* _What is being asked_: Each entry below is to be extracted exactly.
[Provided information start]
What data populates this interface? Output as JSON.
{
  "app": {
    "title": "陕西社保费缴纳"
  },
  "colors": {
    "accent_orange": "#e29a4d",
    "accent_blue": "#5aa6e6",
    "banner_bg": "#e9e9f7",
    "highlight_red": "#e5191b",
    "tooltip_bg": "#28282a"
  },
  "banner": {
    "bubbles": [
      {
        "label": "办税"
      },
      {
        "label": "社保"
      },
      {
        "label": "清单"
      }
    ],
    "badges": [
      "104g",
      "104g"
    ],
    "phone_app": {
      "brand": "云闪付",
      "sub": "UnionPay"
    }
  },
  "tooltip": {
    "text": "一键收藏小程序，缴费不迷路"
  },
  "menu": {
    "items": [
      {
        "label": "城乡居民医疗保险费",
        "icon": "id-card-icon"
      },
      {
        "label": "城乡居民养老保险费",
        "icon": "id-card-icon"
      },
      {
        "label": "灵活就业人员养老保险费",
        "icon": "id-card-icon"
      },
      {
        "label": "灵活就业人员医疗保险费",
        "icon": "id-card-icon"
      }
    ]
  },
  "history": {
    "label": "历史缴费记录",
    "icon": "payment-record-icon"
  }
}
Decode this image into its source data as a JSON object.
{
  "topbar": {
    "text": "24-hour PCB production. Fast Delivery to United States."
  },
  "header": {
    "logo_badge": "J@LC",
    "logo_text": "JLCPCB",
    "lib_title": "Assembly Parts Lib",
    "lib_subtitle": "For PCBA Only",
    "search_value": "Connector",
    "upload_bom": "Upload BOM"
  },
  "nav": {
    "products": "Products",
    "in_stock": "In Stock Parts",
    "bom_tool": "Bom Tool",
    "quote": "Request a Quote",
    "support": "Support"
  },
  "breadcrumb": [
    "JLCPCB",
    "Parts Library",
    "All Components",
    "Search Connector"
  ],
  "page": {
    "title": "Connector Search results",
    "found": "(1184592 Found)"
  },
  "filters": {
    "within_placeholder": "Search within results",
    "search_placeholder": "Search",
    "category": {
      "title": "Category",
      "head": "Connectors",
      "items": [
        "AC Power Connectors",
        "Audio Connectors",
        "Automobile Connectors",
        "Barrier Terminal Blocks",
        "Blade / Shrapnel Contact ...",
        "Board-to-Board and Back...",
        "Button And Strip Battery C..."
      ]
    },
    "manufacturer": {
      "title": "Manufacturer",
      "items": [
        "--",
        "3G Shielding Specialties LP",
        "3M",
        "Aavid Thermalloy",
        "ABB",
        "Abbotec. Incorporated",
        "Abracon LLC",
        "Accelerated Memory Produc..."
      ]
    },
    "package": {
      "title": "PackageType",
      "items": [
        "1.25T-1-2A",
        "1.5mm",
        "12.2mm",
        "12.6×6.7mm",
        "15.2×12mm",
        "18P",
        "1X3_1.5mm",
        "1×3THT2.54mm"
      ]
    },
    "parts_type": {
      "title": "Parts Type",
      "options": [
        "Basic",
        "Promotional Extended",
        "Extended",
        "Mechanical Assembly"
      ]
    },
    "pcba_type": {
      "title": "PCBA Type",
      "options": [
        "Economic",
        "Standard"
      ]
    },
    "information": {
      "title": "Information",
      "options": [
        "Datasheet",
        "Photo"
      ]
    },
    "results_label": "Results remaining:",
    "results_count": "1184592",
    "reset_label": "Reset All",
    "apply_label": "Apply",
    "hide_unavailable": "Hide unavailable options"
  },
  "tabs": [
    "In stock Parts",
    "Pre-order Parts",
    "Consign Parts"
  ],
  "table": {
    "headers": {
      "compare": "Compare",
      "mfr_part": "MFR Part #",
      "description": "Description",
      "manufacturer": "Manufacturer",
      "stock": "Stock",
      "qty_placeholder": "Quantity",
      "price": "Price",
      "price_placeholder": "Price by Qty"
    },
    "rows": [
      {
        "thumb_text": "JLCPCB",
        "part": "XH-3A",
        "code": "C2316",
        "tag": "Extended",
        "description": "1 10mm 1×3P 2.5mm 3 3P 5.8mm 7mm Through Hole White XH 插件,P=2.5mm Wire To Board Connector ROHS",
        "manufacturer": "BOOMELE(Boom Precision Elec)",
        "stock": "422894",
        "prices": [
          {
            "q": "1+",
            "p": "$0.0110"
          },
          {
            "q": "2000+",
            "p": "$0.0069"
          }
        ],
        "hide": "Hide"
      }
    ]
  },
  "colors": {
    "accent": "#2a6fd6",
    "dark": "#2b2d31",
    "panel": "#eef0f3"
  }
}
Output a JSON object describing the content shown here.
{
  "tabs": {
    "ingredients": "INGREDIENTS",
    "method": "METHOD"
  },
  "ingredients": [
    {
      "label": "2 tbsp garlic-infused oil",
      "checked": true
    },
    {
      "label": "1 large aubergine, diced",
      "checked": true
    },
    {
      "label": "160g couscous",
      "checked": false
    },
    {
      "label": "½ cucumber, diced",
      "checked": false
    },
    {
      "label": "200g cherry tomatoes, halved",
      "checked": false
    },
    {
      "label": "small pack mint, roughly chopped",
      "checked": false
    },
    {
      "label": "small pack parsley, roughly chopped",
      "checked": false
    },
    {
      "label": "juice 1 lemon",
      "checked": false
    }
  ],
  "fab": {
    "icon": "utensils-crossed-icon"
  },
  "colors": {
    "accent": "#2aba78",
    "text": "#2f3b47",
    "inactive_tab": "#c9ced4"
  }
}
[Provided information end]
* _Exercise answer_:
What data populates this interface? Output as JSON.
{
  "app": {
    "title": "陕西社保费缴纳"
  },
  "colors": {
    "accent_orange": "#e29a4d",
    "accent_blue": "#5aa6e6",
    "banner_bg": "#e9e9f7",
    "highlight_red": "#e5191b",
    "tooltip_bg": "#28282a"
  },
  "banner": {
    "bubbles": [
      {
        "label": "办税"
      },
      {
        "label": "社保"
      },
      {
        "label": "清单"
      }
    ],
    "badges": [
      "104g",
      "104g"
    ],
    "phone_app": {
      "brand": "云闪付",
      "sub": "UnionPay"
    }
  },
  "tooltip": {
    "text": "一键收藏小程序，缴费不迷路"
  },
  "menu": {
    "items": [
      {
        "label": "城乡居民医疗保险费",
        "icon": "id-card-icon"
      },
      {
        "label": "城乡居民养老保险费",
        "icon": "id-card-icon"
      },
      {
        "label": "灵活就业人员养老保险费",
        "icon": "id-card-icon"
      },
      {
        "label": "灵活就业人员医疗保险费",
        "icon": "id-card-icon"
      }
    ]
  },
  "history": {
    "label": "历史缴费记录",
    "icon": "payment-record-icon"
  }
}
Decode this image into its source data as a JSON object.
{
  "topbar": {
    "text": "24-hour PCB production. Fast Delivery to United States."
  },
  "header": {
    "logo_badge": "J@LC",
    "logo_text": "JLCPCB",
    "lib_title": "Assembly Parts Lib",
    "lib_subtitle": "For PCBA Only",
    "search_value": "Connector",
    "upload_bom": "Upload BOM"
  },
  "nav": {
    "products": "Products",
    "in_stock": "In Stock Parts",
    "bom_tool": "Bom Tool",
    "quote": "Request a Quote",
    "support": "Support"
  },
  "breadcrumb": [
    "JLCPCB",
    "Parts Library",
    "All Components",
    "Search Connector"
  ],
  "page": {
    "title": "Connector Search results",
    "found": "(1184592 Found)"
  },
  "filters": {
    "within_placeholder": "Search within results",
    "search_placeholder": "Search",
    "category": {
      "title": "Category",
      "head": "Connectors",
      "items": [
        "AC Power Connectors",
        "Audio Connectors",
        "Automobile Connectors",
        "Barrier Terminal Blocks",
        "Blade / Shrapnel Contact ...",
        "Board-to-Board and Back...",
        "Button And Strip Battery C..."
      ]
    },
    "manufacturer": {
      "title": "Manufacturer",
      "items": [
        "--",
        "3G Shielding Specialties LP",
        "3M",
        "Aavid Thermalloy",
        "ABB",
        "Abbotec. Incorporated",
        "Abracon LLC",
        "Accelerated Memory Produc..."
      ]
    },
    "package": {
      "title": "PackageType",
      "items": [
        "1.25T-1-2A",
        "1.5mm",
        "12.2mm",
        "12.6×6.7mm",
        "15.2×12mm",
        "18P",
        "1X3_1.5mm",
        "1×3THT2.54mm"
      ]
    },
    "parts_type": {
      "title": "Parts Type",
      "options": [
        "Basic",
        "Promotional Extended",
        "Extended",
        "Mechanical Assembly"
      ]
    },
    "pcba_type": {
      "title": "PCBA Type",
      "options": [
        "Economic",
        "Standard"
      ]
    },
    "information": {
      "title": "Information",
      "options": [
        "Datasheet",
        "Photo"
      ]
    },
    "results_label": "Results remaining:",
    "results_count": "1184592",
    "reset_label": "Reset All",
    "apply_label": "Apply",
    "hide_unavailable": "Hide unavailable options"
  },
  "tabs": [
    "In stock Parts",
    "Pre-order Parts",
    "Consign Parts"
  ],
  "table": {
    "headers": {
      "compare": "Compare",
      "mfr_part": "MFR Part #",
      "description": "Description",
      "manufacturer": "Manufacturer",
      "stock": "Stock",
      "qty_placeholder": "Quantity",
      "price": "Price",
      "price_placeholder": "Price by Qty"
    },
    "rows": [
      {
        "thumb_text": "JLCPCB",
        "part": "XH-3A",
        "code": "C2316",
        "tag": "Extended",
        "description": "1 10mm 1×3P 2.5mm 3 3P 5.8mm 7mm Through Hole White XH 插件,P=2.5mm Wire To Board Connector ROHS",
        "manufacturer": "BOOMELE(Boom Precision Elec)",
        "stock": "422894",
        "prices": [
          {
            "q": "1+",
            "p": "$0.0110"
          },
          {
            "q": "2000+",
            "p": "$0.0069"
          }
        ],
        "hide": "Hide"
      }
    ]
  },
  "colors": {
    "accent": "#2a6fd6",
    "dark": "#2b2d31",
    "panel": "#eef0f3"
  }
}
Output a JSON object describing the content shown here.
{
  "tabs": {
    "ingredients": "INGREDIENTS",
    "method": "METHOD"
  },
  "ingredients": [
    {
      "label": "2 tbsp garlic-infused oil",
      "checked": true
    },
    {
      "label": "1 large aubergine, diced",
      "checked": true
    },
    {
      "label": "160g couscous",
      "checked": false
    },
    {
      "label": "½ cucumber, diced",
      "checked": false
    },
    {
      "label": "200g cherry tomatoes, halved",
      "checked": false
    },
    {
      "label": "small pack mint, roughly chopped",
      "checked": false
    },
    {
      "label": "small pack parsley, roughly chopped",
      "checked": false
    },
    {
      "label": "juice 1 lemon",
      "checked": false
    }
  ],
  "fab": {
    "icon": "utensils-crossed-icon"
  },
  "colors": {
    "accent": "#2aba78",
    "text": "#2f3b47",
    "inactive_tab": "#c9ced4"
  }
}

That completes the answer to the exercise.